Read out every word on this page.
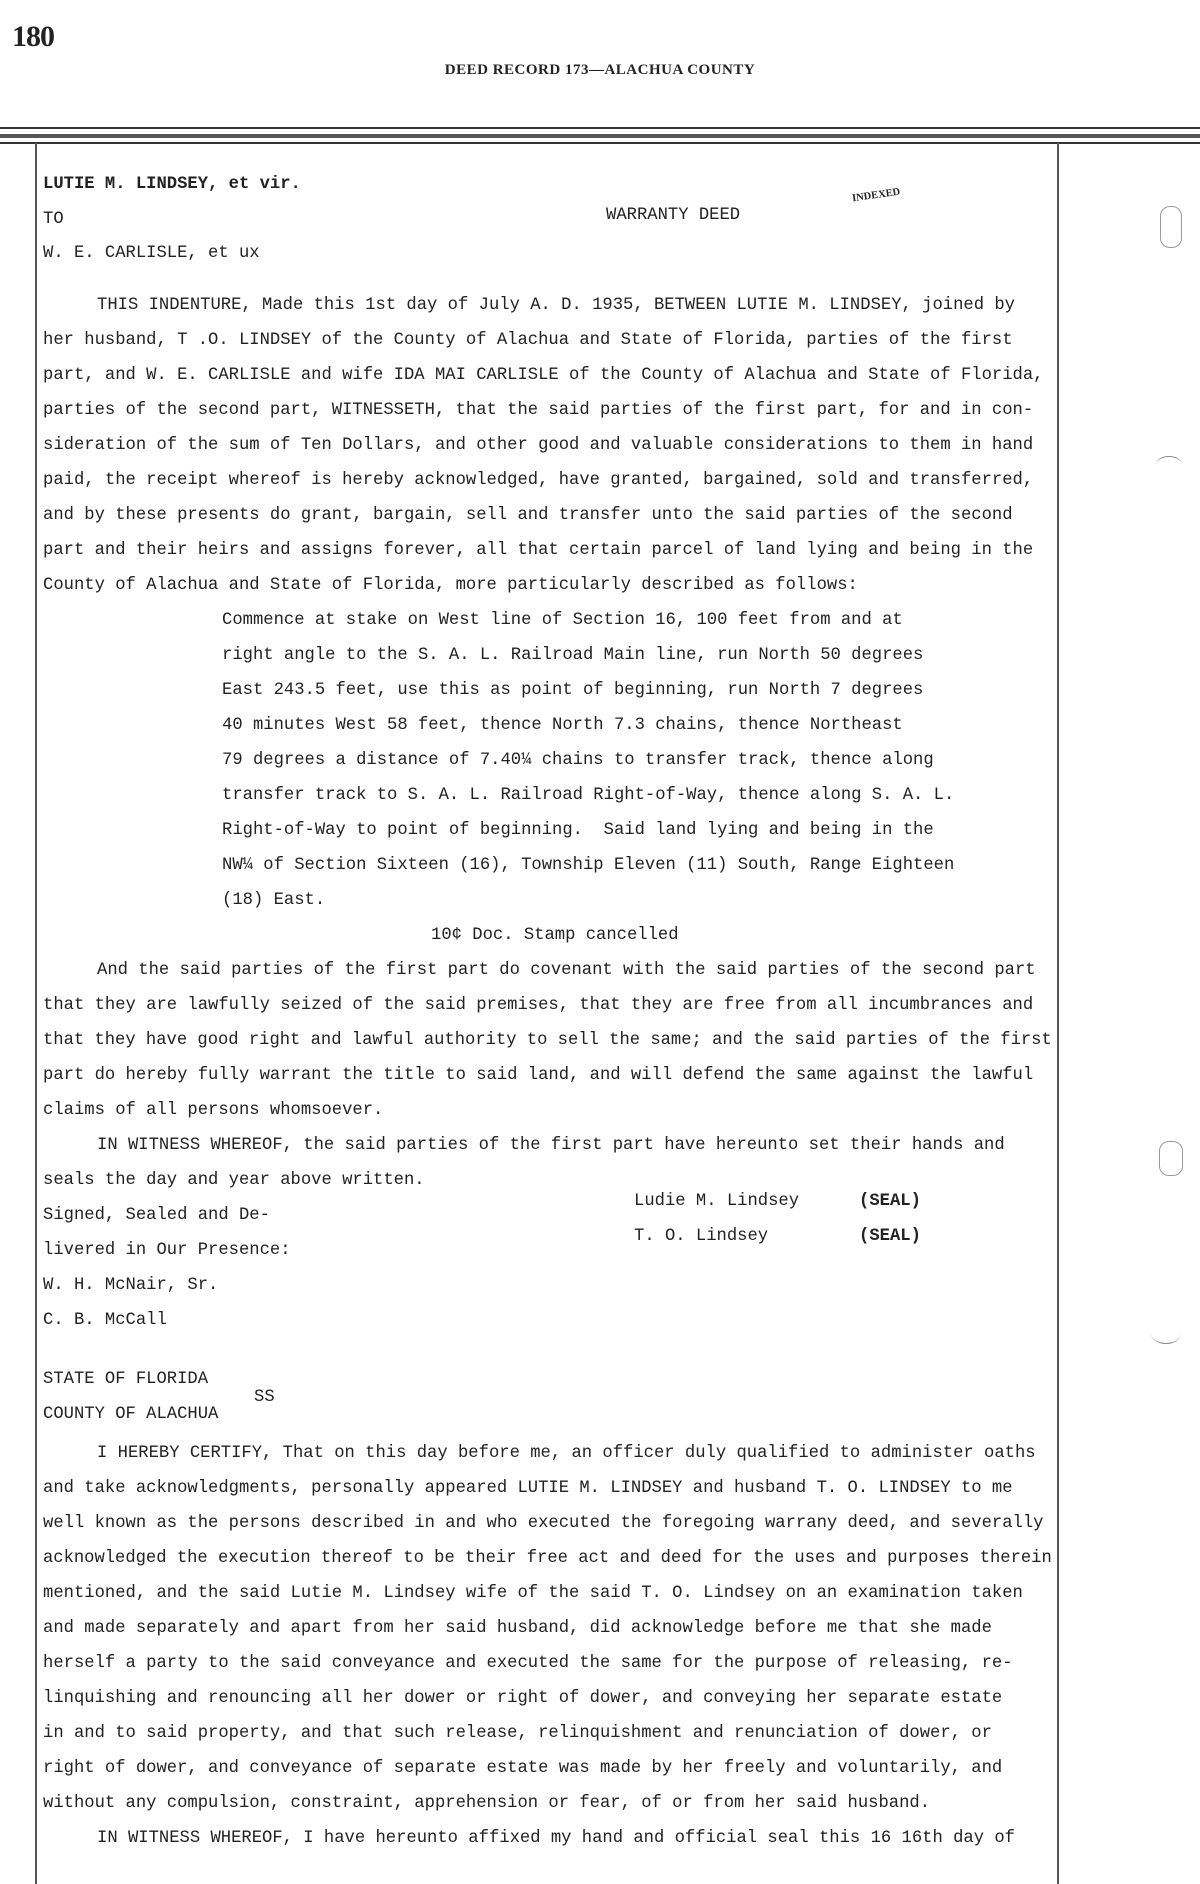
180
DEED RECORD 173—ALACHUA COUNTY
LUTIE M. LINDSEY, et vir.
TO
W. E. CARLISLE, et ux
WARRANTY DEED
INDEXED
THIS INDENTURE, Made this 1st day of July A. D. 1935, BETWEEN LUTIE M. LINDSEY, joined by
her husband, T .O. LINDSEY of the County of Alachua and State of Florida, parties of the first
part, and W. E. CARLISLE and wife IDA MAI CARLISLE of the County of Alachua and State of Florida,
parties of the second part, WITNESSETH, that the said parties of the first part, for and in con-
sideration of the sum of Ten Dollars, and other good and valuable considerations to them in hand
paid, the receipt whereof is hereby acknowledged, have granted, bargained, sold and transferred,
and by these presents do grant, bargain, sell and transfer unto the said parties of the second
part and their heirs and assigns forever, all that certain parcel of land lying and being in the
County of Alachua and State of Florida, more particularly described as follows:
Commence at stake on West line of Section 16, 100 feet from and at
right angle to the S. A. L. Railroad Main line, run North 50 degrees
East 243.5 feet, use this as point of beginning, run North 7 degrees
40 minutes West 58 feet, thence North 7.3 chains, thence Northeast
79 degrees a distance of 7.40¼ chains to transfer track, thence along
transfer track to S. A. L. Railroad Right-of-Way, thence along S. A. L.
Right-of-Way to point of beginning.  Said land lying and being in the
NW¼ of Section Sixteen (16), Township Eleven (11) South, Range Eighteen
(18) East.
10¢ Doc. Stamp cancelled
And the said parties of the first part do covenant with the said parties of the second part
that they are lawfully seized of the said premises, that they are free from all incumbrances and
that they have good right and lawful authority to sell the same; and the said parties of the first
part do hereby fully warrant the title to said land, and will defend the same against the lawful
claims of all persons whomsoever.
IN WITNESS WHEREOF, the said parties of the first part have hereunto set their hands and
seals the day and year above written.
Signed, Sealed and De-
livered in Our Presence:
W. H. McNair, Sr.
C. B. McCall
Ludie M. Lindsey	(SEAL)
T. O. Lindsey	(SEAL)
STATE OF FLORIDA
SS
COUNTY OF ALACHUA
I HEREBY CERTIFY, That on this day before me, an officer duly qualified to administer oaths
and take acknowledgments, personally appeared LUTIE M. LINDSEY and husband T. O. LINDSEY to me
well known as the persons described in and who executed the foregoing warrany deed, and severally
acknowledged the execution thereof to be their free act and deed for the uses and purposes therein
mentioned, and the said Lutie M. Lindsey wife of the said T. O. Lindsey on an examination taken
and made separately and apart from her said husband, did acknowledge before me that she made
herself a party to the said conveyance and executed the same for the purpose of releasing, re-
linquishing and renouncing all her dower or right of dower, and conveying her separate estate
in and to said property, and that such release, relinquishment and renunciation of dower, or
right of dower, and conveyance of separate estate was made by her freely and voluntarily, and
without any compulsion, constraint, apprehension or fear, of or from her said husband.
IN WITNESS WHEREOF, I have hereunto affixed my hand and official seal this 16 16th day of
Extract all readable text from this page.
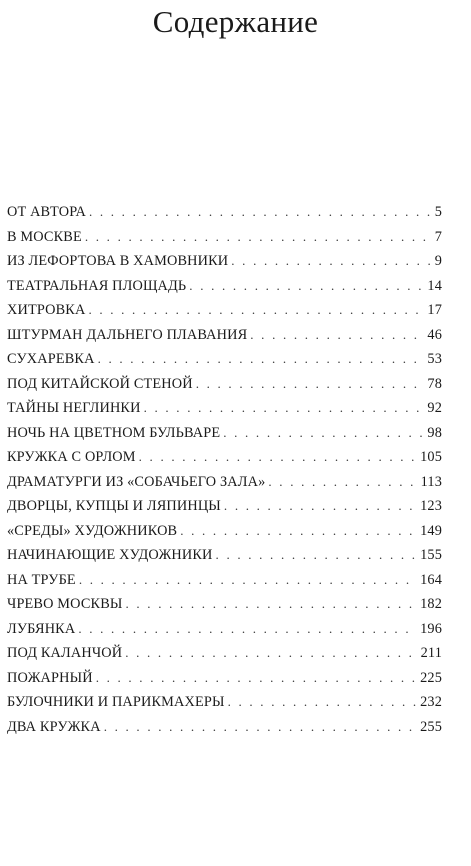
Содержание
ОТ АВТОРА . . .	5
В МОСКВЕ . . .	7
ИЗ ЛЕФОРТОВА В ХАМОВНИКИ . . .	9
ТЕАТРАЛЬНАЯ ПЛОЩАДЬ . . .	14
ХИТРОВКА . . .	17
ШТУРМАН ДАЛЬНЕГО ПЛАВАНИЯ . . .	46
СУХАРЕВКА . . .	53
ПОД КИТАЙСКОЙ СТЕНОЙ . . .	78
ТАЙНЫ НЕГЛИНКИ . . .	92
НОЧЬ НА ЦВЕТНОМ БУЛЬВАРЕ . . .	98
КРУЖКА С ОРЛОМ . . .	105
ДРАМАТУРГИ ИЗ «СОБАЧЬЕГО ЗАЛА» . . .	113
ДВОРЦЫ, КУПЦЫ И ЛЯПИНЦЫ . . .	123
«СРЕДЫ» ХУДОЖНИКОВ . . .	149
НАЧИНАЮЩИЕ ХУДОЖНИКИ . . .	155
НА ТРУБЕ . . .	164
ЧРЕВО МОСКВЫ . . .	182
ЛУБЯНКА . . .	196
ПОД КАЛАНЧОЙ . . .	211
ПОЖАРНЫЙ . . .	225
БУЛОЧНИКИ И ПАРИКМАХЕРЫ . . .	232
ДВА КРУЖКА . . .	255
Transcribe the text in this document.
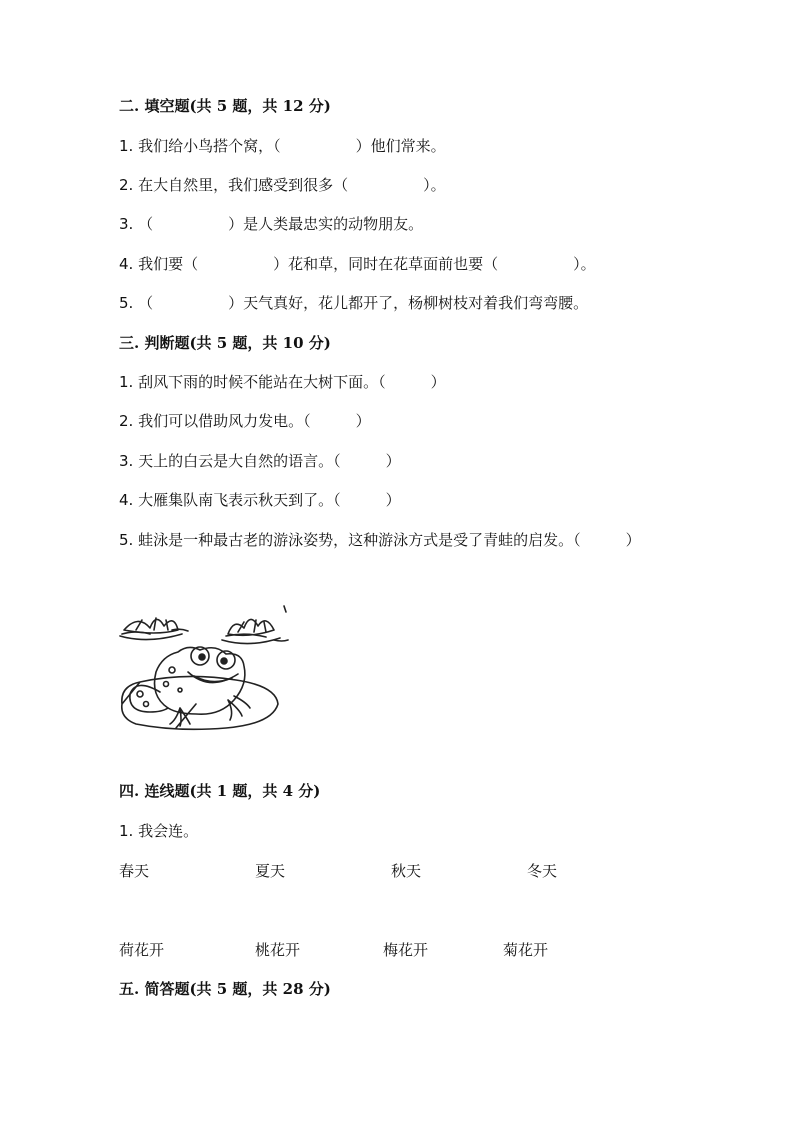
二. 填空题(共 5 题，共 12 分)
1. 我们给小鸟搭个窝，（　　　　　）他们常来。
2. 在大自然里，我们感受到很多（　　　　　）。
3. （　　　　　）是人类最忠实的动物朋友。
4. 我们要（　　　　　）花和草，同时在花草面前也要（　　　　　）。
5. （　　　　　）天气真好，花儿都开了，杨柳树枝对着我们弯弯腰。
三. 判断题(共 5 题，共 10 分)
1. 刮风下雨的时候不能站在大树下面。（　　　）
2. 我们可以借助风力发电。（　　　）
3. 天上的白云是大自然的语言。（　　　）
4. 大雁集队南飞表示秋天到了。（　　　）
5. 蛙泳是一种最古老的游泳姿势，这种游泳方式是受了青蛙的启发。（　　　）
四. 连线题(共 1 题，共 4 分)
1. 我会连。
春天	夏天	秋天	冬天
荷花开	桃花开	梅花开	菊花开
五. 简答题(共 5 题，共 28 分)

◆ **SHORT TASK**
Leave the pictures out and reproduce all of the records exactly.

◆ **TASK SOLUTION**
Read out every word on this page.
180
DEED RECORD 173—ALACHUA COUNTY
LUTIE M. LINDSEY, et vir.
TO
W. E. CARLISLE, et ux
WARRANTY DEED
INDEXED
THIS INDENTURE, Made this 1st day of July A. D. 1935, BETWEEN LUTIE M. LINDSEY, joined by
her husband, T .O. LINDSEY of the County of Alachua and State of Florida, parties of the first
part, and W. E. CARLISLE and wife IDA MAI CARLISLE of the County of Alachua and State of Florida,
parties of the second part, WITNESSETH, that the said parties of the first part, for and in con-
sideration of the sum of Ten Dollars, and other good and valuable considerations to them in hand
paid, the receipt whereof is hereby acknowledged, have granted, bargained, sold and transferred,
and by these presents do grant, bargain, sell and transfer unto the said parties of the second
part and their heirs and assigns forever, all that certain parcel of land lying and being in the
County of Alachua and State of Florida, more particularly described as follows:
Commence at stake on West line of Section 16, 100 feet from and at
right angle to the S. A. L. Railroad Main line, run North 50 degrees
East 243.5 feet, use this as point of beginning, run North 7 degrees
40 minutes West 58 feet, thence North 7.3 chains, thence Northeast
79 degrees a distance of 7.40¼ chains to transfer track, thence along
transfer track to S. A. L. Railroad Right-of-Way, thence along S. A. L.
Right-of-Way to point of beginning.  Said land lying and being in the
NW¼ of Section Sixteen (16), Township Eleven (11) South, Range Eighteen
(18) East.
10¢ Doc. Stamp cancelled
And the said parties of the first part do covenant with the said parties of the second part
that they are lawfully seized of the said premises, that they are free from all incumbrances and
that they have good right and lawful authority to sell the same; and the said parties of the first
part do hereby fully warrant the title to said land, and will defend the same against the lawful
claims of all persons whomsoever.
IN WITNESS WHEREOF, the said parties of the first part have hereunto set their hands and
seals the day and year above written.
Signed, Sealed and De-
livered in Our Presence:
W. H. McNair, Sr.
C. B. McCall
Ludie M. Lindsey	(SEAL)
T. O. Lindsey	(SEAL)
STATE OF FLORIDA
SS
COUNTY OF ALACHUA
I HEREBY CERTIFY, That on this day before me, an officer duly qualified to administer oaths
and take acknowledgments, personally appeared LUTIE M. LINDSEY and husband T. O. LINDSEY to me
well known as the persons described in and who executed the foregoing warrany deed, and severally
acknowledged the execution thereof to be their free act and deed for the uses and purposes therein
mentioned, and the said Lutie M. Lindsey wife of the said T. O. Lindsey on an examination taken
and made separately and apart from her said husband, did acknowledge before me that she made
herself a party to the said conveyance and executed the same for the purpose of releasing, re-
linquishing and renouncing all her dower or right of dower, and conveying her separate estate
in and to said property, and that such release, relinquishment and renunciation of dower, or
right of dower, and conveyance of separate estate was made by her freely and voluntarily, and
without any compulsion, constraint, apprehension or fear, of or from her said husband.
IN WITNESS WHEREOF, I have hereunto affixed my hand and official seal this 16 16th day of
Extract all readable text from this page.
Содержание
ОТ АВТОРА . . .	5
В МОСКВЕ . . .	7
ИЗ ЛЕФОРТОВА В ХАМОВНИКИ . . .	9
ТЕАТРАЛЬНАЯ ПЛОЩАДЬ . . .	14
ХИТРОВКА . . .	17
ШТУРМАН ДАЛЬНЕГО ПЛАВАНИЯ . . .	46
СУХАРЕВКА . . .	53
ПОД КИТАЙСКОЙ СТЕНОЙ . . .	78
ТАЙНЫ НЕГЛИНКИ . . .	92
НОЧЬ НА ЦВЕТНОМ БУЛЬВАРЕ . . .	98
КРУЖКА С ОРЛОМ . . .	105
ДРАМАТУРГИ ИЗ «СОБАЧЬЕГО ЗАЛА» . . .	113
ДВОРЦЫ, КУПЦЫ И ЛЯПИНЦЫ . . .	123
«СРЕДЫ» ХУДОЖНИКОВ . . .	149
НАЧИНАЮЩИЕ ХУДОЖНИКИ . . .	155
НА ТРУБЕ . . .	164
ЧРЕВО МОСКВЫ . . .	182
ЛУБЯНКА . . .	196
ПОД КАЛАНЧОЙ . . .	211
ПОЖАРНЫЙ . . .	225
БУЛОЧНИКИ И ПАРИКМАХЕРЫ . . .	232
ДВА КРУЖКА . . .	255
Transcribe the text in this document.
二. 填空题(共 5 题，共 12 分)
1. 我们给小鸟搭个窝，（　　　　　）他们常来。
2. 在大自然里，我们感受到很多（　　　　　）。
3. （　　　　　）是人类最忠实的动物朋友。
4. 我们要（　　　　　）花和草，同时在花草面前也要（　　　　　）。
5. （　　　　　）天气真好，花儿都开了，杨柳树枝对着我们弯弯腰。
三. 判断题(共 5 题，共 10 分)
1. 刮风下雨的时候不能站在大树下面。（　　　）
2. 我们可以借助风力发电。（　　　）
3. 天上的白云是大自然的语言。（　　　）
4. 大雁集队南飞表示秋天到了。（　　　）
5. 蛙泳是一种最古老的游泳姿势，这种游泳方式是受了青蛙的启发。（　　　）
四. 连线题(共 1 题，共 4 分)
1. 我会连。
春天	夏天	秋天	冬天
荷花开	桃花开	梅花开	菊花开
五. 简答题(共 5 题，共 28 分)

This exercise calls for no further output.